==== Provided material ====

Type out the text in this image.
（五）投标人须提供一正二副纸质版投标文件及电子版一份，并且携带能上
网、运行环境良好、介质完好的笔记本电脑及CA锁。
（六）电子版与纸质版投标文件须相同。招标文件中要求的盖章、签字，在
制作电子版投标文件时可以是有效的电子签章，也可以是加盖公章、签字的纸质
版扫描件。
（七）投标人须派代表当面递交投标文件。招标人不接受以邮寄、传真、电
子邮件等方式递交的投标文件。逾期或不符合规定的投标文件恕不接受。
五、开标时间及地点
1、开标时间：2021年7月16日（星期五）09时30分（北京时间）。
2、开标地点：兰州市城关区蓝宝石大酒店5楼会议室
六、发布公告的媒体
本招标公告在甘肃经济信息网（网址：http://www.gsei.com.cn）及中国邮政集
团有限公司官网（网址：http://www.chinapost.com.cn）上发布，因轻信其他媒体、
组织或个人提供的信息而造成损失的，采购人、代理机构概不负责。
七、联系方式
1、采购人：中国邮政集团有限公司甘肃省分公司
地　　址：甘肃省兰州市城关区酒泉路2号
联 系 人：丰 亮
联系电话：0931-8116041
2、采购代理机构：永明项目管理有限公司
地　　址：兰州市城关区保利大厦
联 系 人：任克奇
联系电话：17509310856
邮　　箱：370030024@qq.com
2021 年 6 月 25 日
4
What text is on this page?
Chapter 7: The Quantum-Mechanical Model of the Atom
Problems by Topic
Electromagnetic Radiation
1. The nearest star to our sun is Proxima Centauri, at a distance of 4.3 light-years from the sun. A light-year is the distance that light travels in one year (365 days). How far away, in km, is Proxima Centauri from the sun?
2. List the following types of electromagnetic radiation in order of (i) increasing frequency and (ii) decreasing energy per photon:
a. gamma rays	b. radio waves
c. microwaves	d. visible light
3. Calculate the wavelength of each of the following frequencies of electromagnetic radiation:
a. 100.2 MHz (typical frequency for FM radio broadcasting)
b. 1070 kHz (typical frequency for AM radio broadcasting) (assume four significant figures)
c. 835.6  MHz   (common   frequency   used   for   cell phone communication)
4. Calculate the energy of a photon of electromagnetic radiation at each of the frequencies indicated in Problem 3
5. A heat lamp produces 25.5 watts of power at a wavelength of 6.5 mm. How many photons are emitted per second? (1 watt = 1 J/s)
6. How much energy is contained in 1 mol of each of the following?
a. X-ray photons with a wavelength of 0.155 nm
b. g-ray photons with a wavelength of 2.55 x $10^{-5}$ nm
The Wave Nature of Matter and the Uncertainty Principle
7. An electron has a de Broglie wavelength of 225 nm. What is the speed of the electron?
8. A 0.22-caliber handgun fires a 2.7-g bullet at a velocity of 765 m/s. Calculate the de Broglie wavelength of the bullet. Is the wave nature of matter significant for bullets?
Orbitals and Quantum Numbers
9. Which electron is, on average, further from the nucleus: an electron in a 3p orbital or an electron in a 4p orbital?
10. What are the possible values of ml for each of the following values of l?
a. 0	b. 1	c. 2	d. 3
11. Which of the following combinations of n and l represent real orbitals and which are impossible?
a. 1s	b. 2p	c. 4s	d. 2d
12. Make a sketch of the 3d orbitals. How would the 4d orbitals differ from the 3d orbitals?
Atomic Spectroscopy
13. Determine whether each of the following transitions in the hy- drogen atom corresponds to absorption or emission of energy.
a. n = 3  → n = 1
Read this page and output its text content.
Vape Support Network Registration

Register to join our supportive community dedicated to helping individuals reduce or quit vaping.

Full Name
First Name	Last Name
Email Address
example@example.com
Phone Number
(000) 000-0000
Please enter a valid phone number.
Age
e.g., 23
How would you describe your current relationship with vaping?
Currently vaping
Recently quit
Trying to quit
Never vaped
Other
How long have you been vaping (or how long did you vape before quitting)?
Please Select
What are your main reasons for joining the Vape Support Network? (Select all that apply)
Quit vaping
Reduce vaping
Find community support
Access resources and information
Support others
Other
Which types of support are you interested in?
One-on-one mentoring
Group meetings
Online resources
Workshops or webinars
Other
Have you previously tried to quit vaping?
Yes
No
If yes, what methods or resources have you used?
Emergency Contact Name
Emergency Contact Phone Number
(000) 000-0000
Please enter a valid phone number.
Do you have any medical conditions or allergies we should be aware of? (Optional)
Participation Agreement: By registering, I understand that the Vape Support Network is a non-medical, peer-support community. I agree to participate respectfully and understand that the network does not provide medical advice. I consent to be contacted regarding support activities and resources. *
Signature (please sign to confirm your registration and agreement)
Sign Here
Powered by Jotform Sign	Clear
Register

====

Your instructions = Repeat all of the records above exactly as they appear.

Response to the task =
Type out the text in this image.
（五）投标人须提供一正二副纸质版投标文件及电子版一份，并且携带能上
网、运行环境良好、介质完好的笔记本电脑及CA锁。
（六）电子版与纸质版投标文件须相同。招标文件中要求的盖章、签字，在
制作电子版投标文件时可以是有效的电子签章，也可以是加盖公章、签字的纸质
版扫描件。
（七）投标人须派代表当面递交投标文件。招标人不接受以邮寄、传真、电
子邮件等方式递交的投标文件。逾期或不符合规定的投标文件恕不接受。
五、开标时间及地点
1、开标时间：2021年7月16日（星期五）09时30分（北京时间）。
2、开标地点：兰州市城关区蓝宝石大酒店5楼会议室
六、发布公告的媒体
本招标公告在甘肃经济信息网（网址：http://www.gsei.com.cn）及中国邮政集
团有限公司官网（网址：http://www.chinapost.com.cn）上发布，因轻信其他媒体、
组织或个人提供的信息而造成损失的，采购人、代理机构概不负责。
七、联系方式
1、采购人：中国邮政集团有限公司甘肃省分公司
地　　址：甘肃省兰州市城关区酒泉路2号
联 系 人：丰 亮
联系电话：0931-8116041
2、采购代理机构：永明项目管理有限公司
地　　址：兰州市城关区保利大厦
联 系 人：任克奇
联系电话：17509310856
邮　　箱：370030024@qq.com
2021 年 6 月 25 日
4
What text is on this page?
Chapter 7: The Quantum-Mechanical Model of the Atom
Problems by Topic
Electromagnetic Radiation
1. The nearest star to our sun is Proxima Centauri, at a distance of 4.3 light-years from the sun. A light-year is the distance that light travels in one year (365 days). How far away, in km, is Proxima Centauri from the sun?
2. List the following types of electromagnetic radiation in order of (i) increasing frequency and (ii) decreasing energy per photon:
a. gamma rays	b. radio waves
c. microwaves	d. visible light
3. Calculate the wavelength of each of the following frequencies of electromagnetic radiation:
a. 100.2 MHz (typical frequency for FM radio broadcasting)
b. 1070 kHz (typical frequency for AM radio broadcasting) (assume four significant figures)
c. 835.6  MHz   (common   frequency   used   for   cell phone communication)
4. Calculate the energy of a photon of electromagnetic radiation at each of the frequencies indicated in Problem 3
5. A heat lamp produces 25.5 watts of power at a wavelength of 6.5 mm. How many photons are emitted per second? (1 watt = 1 J/s)
6. How much energy is contained in 1 mol of each of the following?
a. X-ray photons with a wavelength of 0.155 nm
b. g-ray photons with a wavelength of 2.55 x $10^{-5}$ nm
The Wave Nature of Matter and the Uncertainty Principle
7. An electron has a de Broglie wavelength of 225 nm. What is the speed of the electron?
8. A 0.22-caliber handgun fires a 2.7-g bullet at a velocity of 765 m/s. Calculate the de Broglie wavelength of the bullet. Is the wave nature of matter significant for bullets?
Orbitals and Quantum Numbers
9. Which electron is, on average, further from the nucleus: an electron in a 3p orbital or an electron in a 4p orbital?
10. What are the possible values of ml for each of the following values of l?
a. 0	b. 1	c. 2	d. 3
11. Which of the following combinations of n and l represent real orbitals and which are impossible?
a. 1s	b. 2p	c. 4s	d. 2d
12. Make a sketch of the 3d orbitals. How would the 4d orbitals differ from the 3d orbitals?
Atomic Spectroscopy
13. Determine whether each of the following transitions in the hy- drogen atom corresponds to absorption or emission of energy.
a. n = 3  → n = 1
Read this page and output its text content.
Vape Support Network Registration

Register to join our supportive community dedicated to helping individuals reduce or quit vaping.

Full Name
First Name	Last Name
Email Address
example@example.com
Phone Number
(000) 000-0000
Please enter a valid phone number.
Age
e.g., 23
How would you describe your current relationship with vaping?
Currently vaping
Recently quit
Trying to quit
Never vaped
Other
How long have you been vaping (or how long did you vape before quitting)?
Please Select
What are your main reasons for joining the Vape Support Network? (Select all that apply)
Quit vaping
Reduce vaping
Find community support
Access resources and information
Support others
Other
Which types of support are you interested in?
One-on-one mentoring
Group meetings
Online resources
Workshops or webinars
Other
Have you previously tried to quit vaping?
Yes
No
If yes, what methods or resources have you used?
Emergency Contact Name
Emergency Contact Phone Number
(000) 000-0000
Please enter a valid phone number.
Do you have any medical conditions or allergies we should be aware of? (Optional)
Participation Agreement: By registering, I understand that the Vape Support Network is a non-medical, peer-support community. I agree to participate respectfully and understand that the network does not provide medical advice. I consent to be contacted regarding support activities and resources. *
Signature (please sign to confirm your registration and agreement)
Sign Here
Powered by Jotform Sign	Clear
Register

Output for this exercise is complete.